Testo fornito >>
· · · · ·

Ricordate i crimini di Paola Muraro, per anni consulente dell’Ama, scoperti improvvisamente al momento della sua nomina ad assessore all’Ambiente della neonata giunta Raggi e martellati da tg e giornaloni per sei mesi, con accuse di complicità con Mafia Capitale e spiattellamento di presunti amanti, fino all’agognato avviso di garanzia e alle sue dimissioni? Tutte balle: l’ha detto la stessa Procura di Roma, che ora chiede di archiviare anche la minuscola contravvenzione ambientale sopravvissuta a un’indagine già finita nel nulla su tutto il resto. Ricordate i terribili delitti di Virginia Raggi, fra nomine illegittime (Marra sr., Marra jr., Romeo ecc.), tangenti e compravendite di voti camuffate da polizze-vita, collusioni con la destraccia romana e naturalmente sesso sfrenato con chiunque le capitasse a tiro? Tutte balle: l’ha detto la stessa Procura, chiedendo di archiviare tutto perché tutte le nomine erano legittime e delle polizze la sindaca non sapeva nulla, salvo una sua dichiarazione all’Anticorruzione sul ruolo di Marra nella nomina del fratello. Ricordate la soffiata di Renzi a De Benedetti sul decreto banche, che fruttò all’Ingegnere 600 mila euro di plusvalenze in Borsa?
Tutto vero: lo dicono le telefonate fra il finanziere e il suo broker, scoperte dalla Consob e a dir poco trascurate dalla Procura, che s’è appena vista respingere dal gip la richiesta di archiviazione e ordinare altre indagini.
Questa serie ravvicinata e impressionante di fiaschi collezionata dalla Procura capitolina si può leggere in due modi: una sequela di disavventure investigative slegate fra loro, frutto di sciatteria, incapacità, pressappochismo, complice la formidabile pressione politico-mediatica che accompagnava ogni indagine; o una certa condiscendenza, magari addirittura inconsapevole ma irresistibile, alle aspettative dei palazzi del potere che, a Roma, sono tutti concentrati in un fazzoletto di terra e molto aperti ai reciproci spifferi. Nel marzo del 1996, quando il pool di Milano scese nella Capitale per arrestare il giudice Squillante e gli avvocati del giro Previti-B. che lo tenevano a libro paga, scoprirono che nell’ambiente tutti sapevano quel che facevano “Renatino”&C., ma anche magistrati illibati come il procuratore Coiro, leader storico di Md chiudevano gli occhi per quieto vivere. Perché “a Roma si fa così”. Francesco Saverio Borrelli, con la sua prosa tagliente ed efficace, osservò allibito: “Mi rendo conto come a Roma, per un magistrato, sia assai più difficile lavorare in totale indipendenza, per la concentrazione di poteri politico-istituzionali che c’è, e che si traduce in una sorta di… pressione atmosferica. Che talvolta può essere sentita inconsapevolmente e talvolta può portare a connivenze o complicità”.

· · · · ·

Materiale di partenza >>

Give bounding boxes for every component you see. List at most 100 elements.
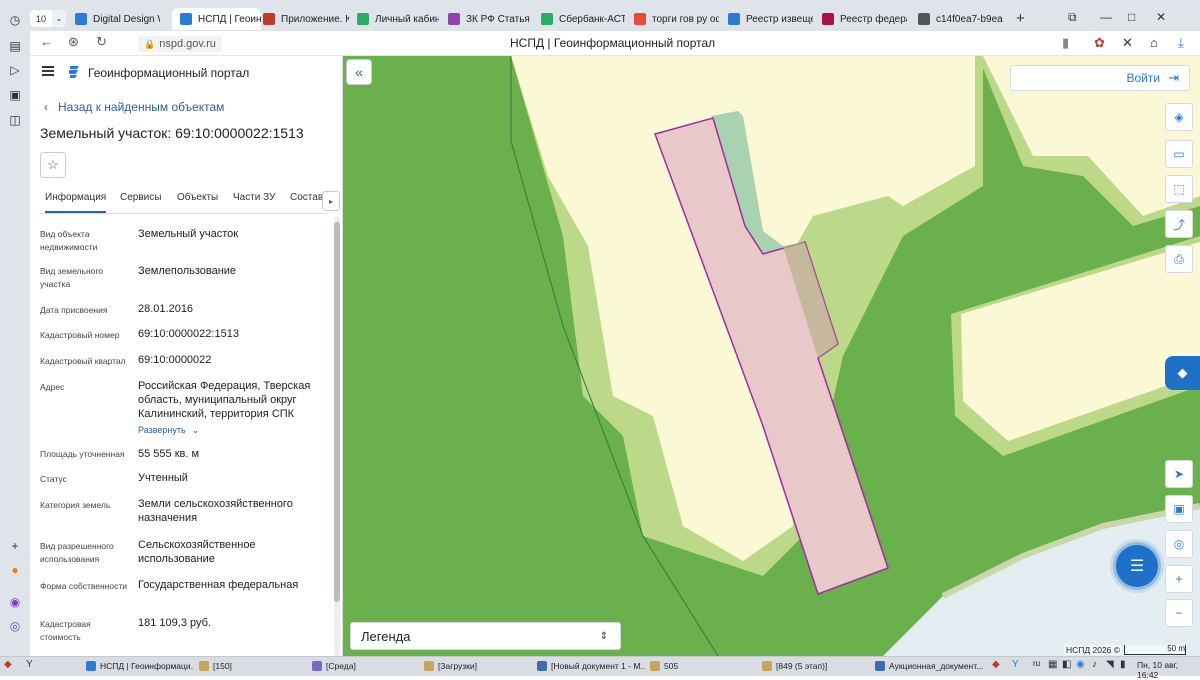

· · · · ·

Consegna 1 >>
Rispondi a queste domande sul testo sulla Procura di Roma:
(a) Che cosa chiede ora la Procura per la contravvenzione ambientale rimasta a carico di Paola Muraro?
(b) Quanto fruttò in Borsa all'Ingegnere la soffiata di Renzi sul decreto banche?
(c) In quale mese e anno il pool di Milano scese nella Capitale per arrestare il giudice Squillante?
Consegna 2 >>
Per ciascuna affermazione indica se concorda con il testo sulla Procura di Roma, rispondendo sì o no e citando le parole del testo che lo stabiliscono.
(a) Le telefonate fra il finanziere e il suo broker furono scoperte dalla Consob.
(b) Il gip ha accolto la richiesta di archiviazione della Procura sulla soffiata relativa al decreto banche.
(c) Per la Procura, tutte le nomine fatte da Virginia Raggi erano legittime.
Consegna 3 >>
Prosegui il testo sulla Procura di Roma a partire dalla citazione di Borrelli con cui si chiude.
Il materiale non ha alcun legame con il testo sulla Procura di Roma.

Risultato 1 >>
(a) Ne chiede l'archiviazione.
(b) 600 mila euro di plusvalenze.
(c) Nel marzo del 1996.

Risultato 2 >>
(a) Sì: "scoperte dalla Consob".
(b) No: "s’è appena vista respingere dal gip la richiesta di archiviazione e ordinare altre indagini".
(c) Sì: "tutte le nomine erano legittime".

Risultato 3 >>
Noi non possiamo sapere se anche negli ultimi anni quella “pressione atmosferica” si sia fatta sentire anche in un ambiente molto diverso dal vecchio “porto delle nebbie”. Ci limitiamo a segnalare tutte queste coincidenze a chi volesse studiare come sono cambiate negli ultimi anni la magistratura e la stampa. È un fatto però che, finché Renzi è rimasto al potere, tutto è andato secondo i suoi piani: per lui, nemmeno un avviso di garanzia per insider trading; per chi entrava nel suo mirino, guai a non finire. Renzi voleva distruggere la giunta Raggi politicamente, ma anche moralmente e penalmente, per fare di Roma la Caporetto dei 5Stelle in chiave nazionale. Ed è stato accontentato: per due anni s’è parlato quasi soltanto dei guai giudiziari della sindaca e della sua giunta, e pazienza se non c’era neppure l’ombra di fatti che facessero sospettare tangenti o collusioni criminali. Infatti il bilancio finale è la sindaca imputata per una frase e un dirigente suo collaboratore a giudizio per una casa regalata da un palazzinaro ai tempi di Alemanno. Renzi aveva accusato la Muraro di essere tutt’uno con Mafia Capitale, annunciando mirabolanti sviluppi. E fu accontentato con indagini che non si capiva cosa riguardassero, ma si gonfiavano come panna montata, inversamente proporzionali ai fatti che (non) emergevano. Infatti il bilancio finale è una richiesta di archiviazione pure per l’infrazione ambientale superstite sui quantitativi di rifiuti smaltiti in due impianti Ama. Una caccola.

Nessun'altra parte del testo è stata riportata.